§ Instructions for the task: Extract every line that includes the string "深度伪造".

§ Input for this task:
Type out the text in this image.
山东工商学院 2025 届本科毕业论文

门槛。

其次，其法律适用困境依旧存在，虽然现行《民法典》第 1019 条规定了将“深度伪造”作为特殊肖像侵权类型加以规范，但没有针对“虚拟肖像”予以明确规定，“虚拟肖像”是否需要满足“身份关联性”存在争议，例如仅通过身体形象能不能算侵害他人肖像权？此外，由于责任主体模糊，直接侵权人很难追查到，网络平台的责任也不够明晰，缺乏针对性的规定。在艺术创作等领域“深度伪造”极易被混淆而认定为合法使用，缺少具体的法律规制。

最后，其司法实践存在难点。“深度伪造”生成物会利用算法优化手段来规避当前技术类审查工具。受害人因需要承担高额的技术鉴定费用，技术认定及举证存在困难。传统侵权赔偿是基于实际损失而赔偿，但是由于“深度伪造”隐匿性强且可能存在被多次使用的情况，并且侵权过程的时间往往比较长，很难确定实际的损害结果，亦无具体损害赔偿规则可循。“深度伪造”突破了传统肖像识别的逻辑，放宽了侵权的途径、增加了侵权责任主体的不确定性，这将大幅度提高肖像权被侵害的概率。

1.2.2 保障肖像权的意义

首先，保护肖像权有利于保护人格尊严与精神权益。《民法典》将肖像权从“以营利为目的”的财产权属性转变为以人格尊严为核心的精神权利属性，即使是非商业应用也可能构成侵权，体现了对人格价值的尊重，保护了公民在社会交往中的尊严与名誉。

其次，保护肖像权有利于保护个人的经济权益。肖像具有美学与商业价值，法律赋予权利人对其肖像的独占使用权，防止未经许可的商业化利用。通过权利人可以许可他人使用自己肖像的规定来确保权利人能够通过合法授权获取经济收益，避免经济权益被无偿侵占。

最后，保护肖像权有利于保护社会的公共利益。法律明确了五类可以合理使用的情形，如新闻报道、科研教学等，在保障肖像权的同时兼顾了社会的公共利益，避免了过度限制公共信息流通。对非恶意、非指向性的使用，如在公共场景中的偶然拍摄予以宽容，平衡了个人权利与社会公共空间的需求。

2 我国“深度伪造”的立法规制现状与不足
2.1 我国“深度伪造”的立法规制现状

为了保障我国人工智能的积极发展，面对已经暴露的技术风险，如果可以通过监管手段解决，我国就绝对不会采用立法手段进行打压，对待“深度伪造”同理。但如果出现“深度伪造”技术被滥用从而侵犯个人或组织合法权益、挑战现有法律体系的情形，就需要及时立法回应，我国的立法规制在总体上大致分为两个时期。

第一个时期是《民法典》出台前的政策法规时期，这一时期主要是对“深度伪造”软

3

§ Solution to this task:
其次，其法律适用困境依旧存在，虽然现行《民法典》第 1019 条规定了将“深度伪造”作为特殊肖像侵权类型加以规范，但没有针对“虚拟肖像”予以明确规定，“虚拟肖像”是否需要满足“身份关联性”存在争议，例如仅通过身体形象能不能算侵害他人肖像权？此外，由于责任主体模糊，直接侵权人很难追查到，网络平台的责任也不够明晰，缺乏针对性的规定。在艺术创作等领域“深度伪造”极易被混淆而认定为合法使用，缺少具体的法律规制。
最后，其司法实践存在难点。“深度伪造”生成物会利用算法优化手段来规避当前技术类审查工具。受害人因需要承担高额的技术鉴定费用，技术认定及举证存在困难。传统侵权赔偿是基于实际损失而赔偿，但是由于“深度伪造”隐匿性强且可能存在被多次使用的情况，并且侵权过程的时间往往比较长，很难确定实际的损害结果，亦无具体损害赔偿规则可循。“深度伪造”突破了传统肖像识别的逻辑，放宽了侵权的途径、增加了侵权责任主体的不确定性，这将大幅度提高肖像权被侵害的概率。
2 我国“深度伪造”的立法规制现状与不足
2.1 我国“深度伪造”的立法规制现状
为了保障我国人工智能的积极发展，面对已经暴露的技术风险，如果可以通过监管手段解决，我国就绝对不会采用立法手段进行打压，对待“深度伪造”同理。但如果出现“深度伪造”技术被滥用从而侵犯个人或组织合法权益、挑战现有法律体系的情形，就需要及时立法回应，我国的立法规制在总体上大致分为两个时期。
第一个时期是《民法典》出台前的政策法规时期，这一时期主要是对“深度伪造”软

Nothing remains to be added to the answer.